** START **

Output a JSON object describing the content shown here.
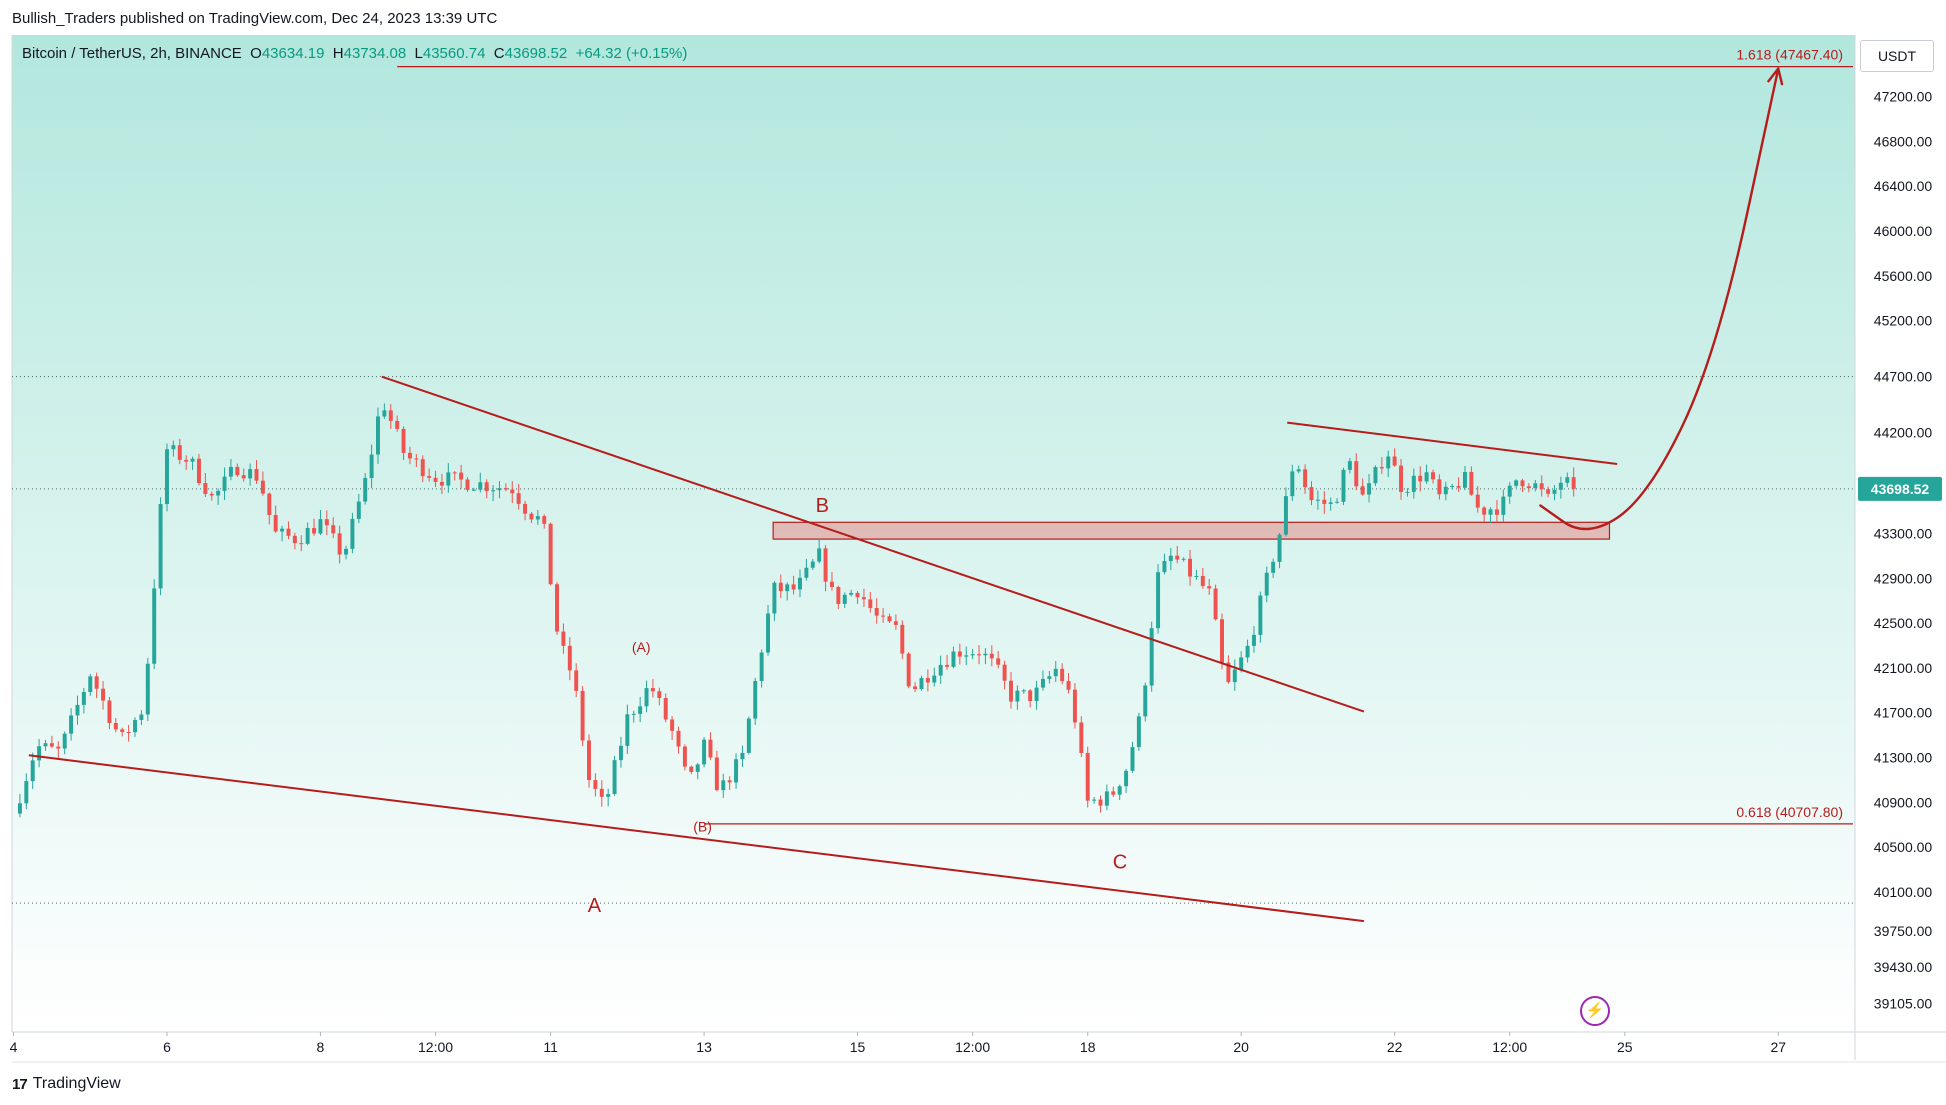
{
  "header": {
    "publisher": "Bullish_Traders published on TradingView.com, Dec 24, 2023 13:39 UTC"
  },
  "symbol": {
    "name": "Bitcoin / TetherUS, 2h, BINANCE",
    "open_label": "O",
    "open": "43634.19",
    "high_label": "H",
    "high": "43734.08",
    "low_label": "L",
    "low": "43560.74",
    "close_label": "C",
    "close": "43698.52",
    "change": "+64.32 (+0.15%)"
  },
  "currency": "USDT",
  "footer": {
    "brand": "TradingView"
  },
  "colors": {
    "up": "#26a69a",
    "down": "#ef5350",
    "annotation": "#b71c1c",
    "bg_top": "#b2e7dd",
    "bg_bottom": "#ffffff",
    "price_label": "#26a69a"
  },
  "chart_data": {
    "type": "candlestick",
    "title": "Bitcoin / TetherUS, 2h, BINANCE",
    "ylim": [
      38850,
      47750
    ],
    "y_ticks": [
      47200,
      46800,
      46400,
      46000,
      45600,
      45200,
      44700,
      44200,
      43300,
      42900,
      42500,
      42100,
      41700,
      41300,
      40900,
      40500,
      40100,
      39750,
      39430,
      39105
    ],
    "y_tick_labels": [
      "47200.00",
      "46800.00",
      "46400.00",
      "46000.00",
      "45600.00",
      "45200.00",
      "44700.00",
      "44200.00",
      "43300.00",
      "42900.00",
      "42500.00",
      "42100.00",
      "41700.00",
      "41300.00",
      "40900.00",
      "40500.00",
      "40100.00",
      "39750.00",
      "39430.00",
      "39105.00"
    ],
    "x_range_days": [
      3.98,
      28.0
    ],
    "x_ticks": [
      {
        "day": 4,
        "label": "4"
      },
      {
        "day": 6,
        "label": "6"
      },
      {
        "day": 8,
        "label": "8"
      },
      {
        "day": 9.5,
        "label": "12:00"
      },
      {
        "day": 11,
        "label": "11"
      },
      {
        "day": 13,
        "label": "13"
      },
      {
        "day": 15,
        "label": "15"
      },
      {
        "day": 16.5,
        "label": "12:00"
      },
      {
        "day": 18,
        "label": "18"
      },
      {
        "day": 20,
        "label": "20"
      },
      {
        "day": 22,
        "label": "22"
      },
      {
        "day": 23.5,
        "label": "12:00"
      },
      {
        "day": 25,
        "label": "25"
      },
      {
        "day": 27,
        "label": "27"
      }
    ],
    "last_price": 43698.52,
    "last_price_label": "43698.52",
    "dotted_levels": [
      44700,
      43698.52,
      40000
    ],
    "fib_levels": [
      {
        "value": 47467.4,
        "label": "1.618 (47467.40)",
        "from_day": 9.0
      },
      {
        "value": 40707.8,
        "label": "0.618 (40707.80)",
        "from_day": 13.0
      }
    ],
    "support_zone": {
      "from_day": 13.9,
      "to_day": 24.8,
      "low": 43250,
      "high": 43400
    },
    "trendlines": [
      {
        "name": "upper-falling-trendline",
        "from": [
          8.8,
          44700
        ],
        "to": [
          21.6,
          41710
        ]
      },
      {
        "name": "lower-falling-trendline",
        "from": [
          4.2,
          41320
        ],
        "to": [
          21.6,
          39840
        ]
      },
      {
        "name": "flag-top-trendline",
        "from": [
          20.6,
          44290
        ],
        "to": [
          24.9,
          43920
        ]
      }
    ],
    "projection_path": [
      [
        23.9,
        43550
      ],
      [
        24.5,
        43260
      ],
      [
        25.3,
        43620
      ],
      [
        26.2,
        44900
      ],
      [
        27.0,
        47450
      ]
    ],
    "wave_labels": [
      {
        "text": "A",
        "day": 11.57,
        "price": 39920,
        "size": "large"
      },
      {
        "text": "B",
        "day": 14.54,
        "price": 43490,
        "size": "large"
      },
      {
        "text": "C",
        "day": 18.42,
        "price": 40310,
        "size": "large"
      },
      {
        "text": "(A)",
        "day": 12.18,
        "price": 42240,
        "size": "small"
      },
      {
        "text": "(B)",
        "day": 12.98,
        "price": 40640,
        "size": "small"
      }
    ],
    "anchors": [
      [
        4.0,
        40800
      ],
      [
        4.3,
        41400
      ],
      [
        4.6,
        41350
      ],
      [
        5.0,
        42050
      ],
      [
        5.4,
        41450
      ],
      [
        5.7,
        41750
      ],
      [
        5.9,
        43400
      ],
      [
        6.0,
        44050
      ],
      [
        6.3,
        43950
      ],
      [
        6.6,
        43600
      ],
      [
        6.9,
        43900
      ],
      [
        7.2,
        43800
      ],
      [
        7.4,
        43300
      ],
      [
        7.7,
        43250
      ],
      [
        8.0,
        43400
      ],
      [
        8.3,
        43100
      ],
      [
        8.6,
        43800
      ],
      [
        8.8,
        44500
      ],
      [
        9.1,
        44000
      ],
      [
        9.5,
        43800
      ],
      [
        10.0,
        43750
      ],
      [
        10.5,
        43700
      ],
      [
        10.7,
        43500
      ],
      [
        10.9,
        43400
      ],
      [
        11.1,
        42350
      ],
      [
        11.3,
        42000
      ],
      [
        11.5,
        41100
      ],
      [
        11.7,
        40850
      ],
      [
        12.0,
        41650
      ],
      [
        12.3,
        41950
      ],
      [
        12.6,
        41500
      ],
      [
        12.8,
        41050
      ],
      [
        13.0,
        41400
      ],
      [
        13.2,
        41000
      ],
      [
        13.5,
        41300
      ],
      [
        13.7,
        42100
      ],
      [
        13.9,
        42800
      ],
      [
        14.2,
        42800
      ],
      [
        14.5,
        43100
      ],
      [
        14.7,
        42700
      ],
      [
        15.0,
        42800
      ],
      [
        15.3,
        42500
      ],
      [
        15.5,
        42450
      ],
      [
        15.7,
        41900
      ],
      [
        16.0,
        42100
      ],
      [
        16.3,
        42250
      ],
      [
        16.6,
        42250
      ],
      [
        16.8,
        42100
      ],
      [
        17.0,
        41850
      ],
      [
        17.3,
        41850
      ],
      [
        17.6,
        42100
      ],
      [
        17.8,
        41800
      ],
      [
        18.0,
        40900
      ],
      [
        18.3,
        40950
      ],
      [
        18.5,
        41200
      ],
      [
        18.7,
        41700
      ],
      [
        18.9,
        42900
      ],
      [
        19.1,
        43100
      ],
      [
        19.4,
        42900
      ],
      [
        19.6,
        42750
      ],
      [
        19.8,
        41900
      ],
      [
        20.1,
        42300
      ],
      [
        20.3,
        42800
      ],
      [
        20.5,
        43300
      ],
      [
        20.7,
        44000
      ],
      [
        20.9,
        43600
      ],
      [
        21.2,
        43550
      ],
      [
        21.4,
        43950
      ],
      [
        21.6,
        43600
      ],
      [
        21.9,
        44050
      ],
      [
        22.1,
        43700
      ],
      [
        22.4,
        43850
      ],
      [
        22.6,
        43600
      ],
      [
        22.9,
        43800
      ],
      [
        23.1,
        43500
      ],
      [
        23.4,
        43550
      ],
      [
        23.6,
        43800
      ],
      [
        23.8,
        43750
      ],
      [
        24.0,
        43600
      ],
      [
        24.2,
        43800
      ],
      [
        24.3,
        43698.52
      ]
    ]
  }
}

** END **
** START **

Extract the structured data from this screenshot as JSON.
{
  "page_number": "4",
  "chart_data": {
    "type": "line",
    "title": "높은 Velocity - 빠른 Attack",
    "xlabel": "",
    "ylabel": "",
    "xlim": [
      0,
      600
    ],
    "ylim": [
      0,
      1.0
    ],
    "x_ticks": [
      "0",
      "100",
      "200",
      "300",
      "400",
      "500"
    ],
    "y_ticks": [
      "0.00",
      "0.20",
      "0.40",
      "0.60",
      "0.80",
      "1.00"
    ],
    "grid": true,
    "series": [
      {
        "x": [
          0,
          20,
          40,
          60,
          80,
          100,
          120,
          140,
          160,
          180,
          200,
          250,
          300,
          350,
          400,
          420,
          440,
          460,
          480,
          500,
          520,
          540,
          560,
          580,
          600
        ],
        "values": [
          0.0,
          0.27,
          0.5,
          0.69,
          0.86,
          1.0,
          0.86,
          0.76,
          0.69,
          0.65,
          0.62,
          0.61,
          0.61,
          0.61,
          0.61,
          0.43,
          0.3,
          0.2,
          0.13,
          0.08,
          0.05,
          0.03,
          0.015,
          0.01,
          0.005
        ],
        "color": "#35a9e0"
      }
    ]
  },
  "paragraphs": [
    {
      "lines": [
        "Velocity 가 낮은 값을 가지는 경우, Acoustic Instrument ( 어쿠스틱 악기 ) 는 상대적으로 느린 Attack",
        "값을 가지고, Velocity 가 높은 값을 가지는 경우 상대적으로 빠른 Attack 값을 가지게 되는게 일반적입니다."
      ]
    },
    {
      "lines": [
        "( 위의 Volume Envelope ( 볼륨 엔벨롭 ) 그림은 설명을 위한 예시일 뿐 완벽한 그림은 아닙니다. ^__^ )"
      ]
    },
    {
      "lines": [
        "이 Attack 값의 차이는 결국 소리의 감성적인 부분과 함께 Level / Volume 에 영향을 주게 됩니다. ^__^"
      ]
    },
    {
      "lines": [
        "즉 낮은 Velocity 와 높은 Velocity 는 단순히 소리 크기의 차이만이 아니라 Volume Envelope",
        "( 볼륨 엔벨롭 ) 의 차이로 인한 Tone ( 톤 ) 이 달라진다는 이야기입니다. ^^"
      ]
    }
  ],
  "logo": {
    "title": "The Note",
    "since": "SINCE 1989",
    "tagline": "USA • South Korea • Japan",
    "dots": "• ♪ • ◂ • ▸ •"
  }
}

** END **

*Work to be completed:*
Identify and copy all lines with the word "Envelope".

*Answer to this task:*
        "( 위의 Volume Envelope ( 볼륨 엔벨롭 ) 그림은 설명을 위한 예시일 뿐 완벽한 그림은 아닙니다. ^__^ )"
        "즉 낮은 Velocity 와 높은 Velocity 는 단순히 소리 크기의 차이만이 아니라 Volume Envelope",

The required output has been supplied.